• **Direction**:
Write out every record below exactly as it appears.
===== Material for this exercise
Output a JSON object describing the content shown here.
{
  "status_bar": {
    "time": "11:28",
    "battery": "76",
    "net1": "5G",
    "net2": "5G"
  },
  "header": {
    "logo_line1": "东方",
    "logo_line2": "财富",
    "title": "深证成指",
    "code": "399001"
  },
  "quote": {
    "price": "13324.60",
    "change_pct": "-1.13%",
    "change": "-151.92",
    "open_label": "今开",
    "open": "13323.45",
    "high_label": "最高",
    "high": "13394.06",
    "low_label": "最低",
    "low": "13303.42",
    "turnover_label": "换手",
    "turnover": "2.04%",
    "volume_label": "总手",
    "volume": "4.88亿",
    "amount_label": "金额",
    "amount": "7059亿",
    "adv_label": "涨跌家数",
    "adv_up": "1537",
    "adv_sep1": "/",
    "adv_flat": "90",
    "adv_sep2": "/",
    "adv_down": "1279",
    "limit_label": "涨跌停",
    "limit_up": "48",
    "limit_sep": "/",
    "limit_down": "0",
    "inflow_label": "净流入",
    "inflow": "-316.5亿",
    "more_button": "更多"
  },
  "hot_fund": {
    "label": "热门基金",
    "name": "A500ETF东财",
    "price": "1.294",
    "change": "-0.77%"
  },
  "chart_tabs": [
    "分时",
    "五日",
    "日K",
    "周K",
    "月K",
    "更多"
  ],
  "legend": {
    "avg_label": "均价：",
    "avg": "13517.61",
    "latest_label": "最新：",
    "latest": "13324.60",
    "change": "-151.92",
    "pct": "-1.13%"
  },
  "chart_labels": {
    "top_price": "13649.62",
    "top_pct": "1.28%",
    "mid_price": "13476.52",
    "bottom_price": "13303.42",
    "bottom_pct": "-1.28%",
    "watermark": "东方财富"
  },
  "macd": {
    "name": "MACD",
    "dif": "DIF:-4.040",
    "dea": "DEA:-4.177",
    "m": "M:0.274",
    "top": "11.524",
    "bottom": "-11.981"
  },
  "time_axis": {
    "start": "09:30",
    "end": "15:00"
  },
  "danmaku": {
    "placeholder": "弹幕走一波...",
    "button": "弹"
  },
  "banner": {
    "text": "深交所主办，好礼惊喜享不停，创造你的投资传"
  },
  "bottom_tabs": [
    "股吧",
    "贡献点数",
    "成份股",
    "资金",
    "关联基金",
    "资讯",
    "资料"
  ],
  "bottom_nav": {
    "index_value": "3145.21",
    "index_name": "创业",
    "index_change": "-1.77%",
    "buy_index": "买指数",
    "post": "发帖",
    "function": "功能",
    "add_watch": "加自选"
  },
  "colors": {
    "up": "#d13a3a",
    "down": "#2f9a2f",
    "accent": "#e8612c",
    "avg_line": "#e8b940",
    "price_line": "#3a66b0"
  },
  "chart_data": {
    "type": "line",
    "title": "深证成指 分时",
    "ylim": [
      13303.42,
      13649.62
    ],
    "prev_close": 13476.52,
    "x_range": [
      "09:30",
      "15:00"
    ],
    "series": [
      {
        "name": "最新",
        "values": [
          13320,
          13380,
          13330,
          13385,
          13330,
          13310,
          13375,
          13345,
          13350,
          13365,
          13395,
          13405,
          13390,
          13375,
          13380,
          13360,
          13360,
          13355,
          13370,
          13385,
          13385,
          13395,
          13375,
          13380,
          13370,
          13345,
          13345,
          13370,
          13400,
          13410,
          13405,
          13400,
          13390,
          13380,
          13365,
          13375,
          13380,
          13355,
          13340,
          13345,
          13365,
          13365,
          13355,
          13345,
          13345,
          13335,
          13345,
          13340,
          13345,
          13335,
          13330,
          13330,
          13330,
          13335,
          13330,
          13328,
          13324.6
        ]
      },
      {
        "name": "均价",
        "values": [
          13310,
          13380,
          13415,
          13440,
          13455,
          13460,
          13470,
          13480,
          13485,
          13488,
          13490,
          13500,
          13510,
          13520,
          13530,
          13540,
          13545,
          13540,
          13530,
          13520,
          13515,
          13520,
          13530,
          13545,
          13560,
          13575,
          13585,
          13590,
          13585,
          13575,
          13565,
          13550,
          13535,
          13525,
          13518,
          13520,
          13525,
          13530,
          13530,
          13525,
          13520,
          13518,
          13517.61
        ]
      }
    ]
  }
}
==========
• **Written solution**:
Output a JSON object describing the content shown here.
{
  "status_bar": {
    "time": "11:28",
    "battery": "76",
    "net1": "5G",
    "net2": "5G"
  },
  "header": {
    "logo_line1": "东方",
    "logo_line2": "财富",
    "title": "深证成指",
    "code": "399001"
  },
  "quote": {
    "price": "13324.60",
    "change_pct": "-1.13%",
    "change": "-151.92",
    "open_label": "今开",
    "open": "13323.45",
    "high_label": "最高",
    "high": "13394.06",
    "low_label": "最低",
    "low": "13303.42",
    "turnover_label": "换手",
    "turnover": "2.04%",
    "volume_label": "总手",
    "volume": "4.88亿",
    "amount_label": "金额",
    "amount": "7059亿",
    "adv_label": "涨跌家数",
    "adv_up": "1537",
    "adv_sep1": "/",
    "adv_flat": "90",
    "adv_sep2": "/",
    "adv_down": "1279",
    "limit_label": "涨跌停",
    "limit_up": "48",
    "limit_sep": "/",
    "limit_down": "0",
    "inflow_label": "净流入",
    "inflow": "-316.5亿",
    "more_button": "更多"
  },
  "hot_fund": {
    "label": "热门基金",
    "name": "A500ETF东财",
    "price": "1.294",
    "change": "-0.77%"
  },
  "chart_tabs": [
    "分时",
    "五日",
    "日K",
    "周K",
    "月K",
    "更多"
  ],
  "legend": {
    "avg_label": "均价：",
    "avg": "13517.61",
    "latest_label": "最新：",
    "latest": "13324.60",
    "change": "-151.92",
    "pct": "-1.13%"
  },
  "chart_labels": {
    "top_price": "13649.62",
    "top_pct": "1.28%",
    "mid_price": "13476.52",
    "bottom_price": "13303.42",
    "bottom_pct": "-1.28%",
    "watermark": "东方财富"
  },
  "macd": {
    "name": "MACD",
    "dif": "DIF:-4.040",
    "dea": "DEA:-4.177",
    "m": "M:0.274",
    "top": "11.524",
    "bottom": "-11.981"
  },
  "time_axis": {
    "start": "09:30",
    "end": "15:00"
  },
  "danmaku": {
    "placeholder": "弹幕走一波...",
    "button": "弹"
  },
  "banner": {
    "text": "深交所主办，好礼惊喜享不停，创造你的投资传"
  },
  "bottom_tabs": [
    "股吧",
    "贡献点数",
    "成份股",
    "资金",
    "关联基金",
    "资讯",
    "资料"
  ],
  "bottom_nav": {
    "index_value": "3145.21",
    "index_name": "创业",
    "index_change": "-1.77%",
    "buy_index": "买指数",
    "post": "发帖",
    "function": "功能",
    "add_watch": "加自选"
  },
  "colors": {
    "up": "#d13a3a",
    "down": "#2f9a2f",
    "accent": "#e8612c",
    "avg_line": "#e8b940",
    "price_line": "#3a66b0"
  },
  "chart_data": {
    "type": "line",
    "title": "深证成指 分时",
    "ylim": [
      13303.42,
      13649.62
    ],
    "prev_close": 13476.52,
    "x_range": [
      "09:30",
      "15:00"
    ],
    "series": [
      {
        "name": "最新",
        "values": [
          13320,
          13380,
          13330,
          13385,
          13330,
          13310,
          13375,
          13345,
          13350,
          13365,
          13395,
          13405,
          13390,
          13375,
          13380,
          13360,
          13360,
          13355,
          13370,
          13385,
          13385,
          13395,
          13375,
          13380,
          13370,
          13345,
          13345,
          13370,
          13400,
          13410,
          13405,
          13400,
          13390,
          13380,
          13365,
          13375,
          13380,
          13355,
          13340,
          13345,
          13365,
          13365,
          13355,
          13345,
          13345,
          13335,
          13345,
          13340,
          13345,
          13335,
          13330,
          13330,
          13330,
          13335,
          13330,
          13328,
          13324.6
        ]
      },
      {
        "name": "均价",
        "values": [
          13310,
          13380,
          13415,
          13440,
          13455,
          13460,
          13470,
          13480,
          13485,
          13488,
          13490,
          13500,
          13510,
          13520,
          13530,
          13540,
          13545,
          13540,
          13530,
          13520,
          13515,
          13520,
          13530,
          13545,
          13560,
          13575,
          13585,
          13590,
          13585,
          13575,
          13565,
          13550,
          13535,
          13525,
          13518,
          13520,
          13525,
          13530,
          13530,
          13525,
          13520,
          13518,
          13517.61
        ]
      }
    ]
  }
}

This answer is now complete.